■ What you should do: Wherever a line holds the word "text", copy that line out.

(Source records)
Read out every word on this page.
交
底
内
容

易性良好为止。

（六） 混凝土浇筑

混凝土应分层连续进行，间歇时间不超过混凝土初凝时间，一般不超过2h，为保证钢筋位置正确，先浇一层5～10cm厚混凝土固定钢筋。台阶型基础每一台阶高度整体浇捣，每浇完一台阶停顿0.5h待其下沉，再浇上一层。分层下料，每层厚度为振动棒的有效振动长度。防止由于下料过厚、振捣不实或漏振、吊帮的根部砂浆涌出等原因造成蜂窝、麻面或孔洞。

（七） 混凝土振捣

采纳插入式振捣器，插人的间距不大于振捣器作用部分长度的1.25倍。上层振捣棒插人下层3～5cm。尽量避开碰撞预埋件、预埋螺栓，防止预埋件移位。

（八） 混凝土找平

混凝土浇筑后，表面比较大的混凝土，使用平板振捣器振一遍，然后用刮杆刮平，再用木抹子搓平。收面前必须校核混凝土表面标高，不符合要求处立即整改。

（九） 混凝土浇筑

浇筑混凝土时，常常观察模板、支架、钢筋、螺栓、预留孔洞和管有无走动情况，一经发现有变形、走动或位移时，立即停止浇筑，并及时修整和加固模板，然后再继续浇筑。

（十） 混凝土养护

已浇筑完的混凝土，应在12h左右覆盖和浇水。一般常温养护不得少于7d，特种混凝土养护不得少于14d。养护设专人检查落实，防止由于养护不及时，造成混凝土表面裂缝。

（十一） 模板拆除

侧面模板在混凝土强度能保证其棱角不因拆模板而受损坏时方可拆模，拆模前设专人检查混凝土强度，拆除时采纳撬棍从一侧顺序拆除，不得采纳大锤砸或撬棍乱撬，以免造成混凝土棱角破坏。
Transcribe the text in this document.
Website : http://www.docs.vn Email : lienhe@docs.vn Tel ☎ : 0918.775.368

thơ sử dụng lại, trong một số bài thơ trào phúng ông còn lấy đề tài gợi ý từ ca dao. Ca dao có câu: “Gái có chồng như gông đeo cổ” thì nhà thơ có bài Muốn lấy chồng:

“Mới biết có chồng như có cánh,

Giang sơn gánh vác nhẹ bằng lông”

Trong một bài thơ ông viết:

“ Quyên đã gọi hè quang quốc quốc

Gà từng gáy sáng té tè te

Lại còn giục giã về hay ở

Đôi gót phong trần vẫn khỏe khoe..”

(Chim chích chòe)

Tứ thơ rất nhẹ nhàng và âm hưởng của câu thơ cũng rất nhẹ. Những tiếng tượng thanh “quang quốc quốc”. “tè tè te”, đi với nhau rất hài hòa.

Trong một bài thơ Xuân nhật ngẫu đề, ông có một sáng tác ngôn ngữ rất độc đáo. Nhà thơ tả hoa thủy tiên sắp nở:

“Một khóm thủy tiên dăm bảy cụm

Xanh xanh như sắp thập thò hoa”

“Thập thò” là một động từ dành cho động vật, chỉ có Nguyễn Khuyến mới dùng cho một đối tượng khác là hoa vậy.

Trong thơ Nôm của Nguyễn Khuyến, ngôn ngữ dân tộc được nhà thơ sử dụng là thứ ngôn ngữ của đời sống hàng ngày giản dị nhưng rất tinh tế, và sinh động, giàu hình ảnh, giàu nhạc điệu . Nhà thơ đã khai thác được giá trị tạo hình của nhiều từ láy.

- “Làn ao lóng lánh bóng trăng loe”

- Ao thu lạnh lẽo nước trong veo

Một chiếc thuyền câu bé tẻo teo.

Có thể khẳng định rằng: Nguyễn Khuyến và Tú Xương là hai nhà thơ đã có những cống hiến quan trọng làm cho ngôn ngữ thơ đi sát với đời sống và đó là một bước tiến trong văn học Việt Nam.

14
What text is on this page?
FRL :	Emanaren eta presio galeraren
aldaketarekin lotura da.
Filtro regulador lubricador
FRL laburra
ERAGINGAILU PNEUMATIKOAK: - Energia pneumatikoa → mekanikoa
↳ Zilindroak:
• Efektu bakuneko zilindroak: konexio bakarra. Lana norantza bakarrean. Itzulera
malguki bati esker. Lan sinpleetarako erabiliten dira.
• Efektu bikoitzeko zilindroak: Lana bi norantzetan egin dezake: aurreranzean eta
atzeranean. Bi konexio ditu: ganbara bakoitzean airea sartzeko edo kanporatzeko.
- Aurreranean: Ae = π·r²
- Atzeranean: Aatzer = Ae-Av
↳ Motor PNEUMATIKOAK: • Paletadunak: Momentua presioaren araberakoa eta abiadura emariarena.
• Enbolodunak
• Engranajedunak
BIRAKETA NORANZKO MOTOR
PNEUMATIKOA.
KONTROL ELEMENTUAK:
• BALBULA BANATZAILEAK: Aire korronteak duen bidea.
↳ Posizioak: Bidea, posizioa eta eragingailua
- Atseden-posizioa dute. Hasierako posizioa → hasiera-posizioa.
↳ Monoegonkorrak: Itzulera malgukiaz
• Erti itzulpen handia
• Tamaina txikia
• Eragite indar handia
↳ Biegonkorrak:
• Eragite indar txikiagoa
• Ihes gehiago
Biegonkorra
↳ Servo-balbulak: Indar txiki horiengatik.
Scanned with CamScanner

■ Output of the exercise:
Transcribe the text in this document.
What text is on this page?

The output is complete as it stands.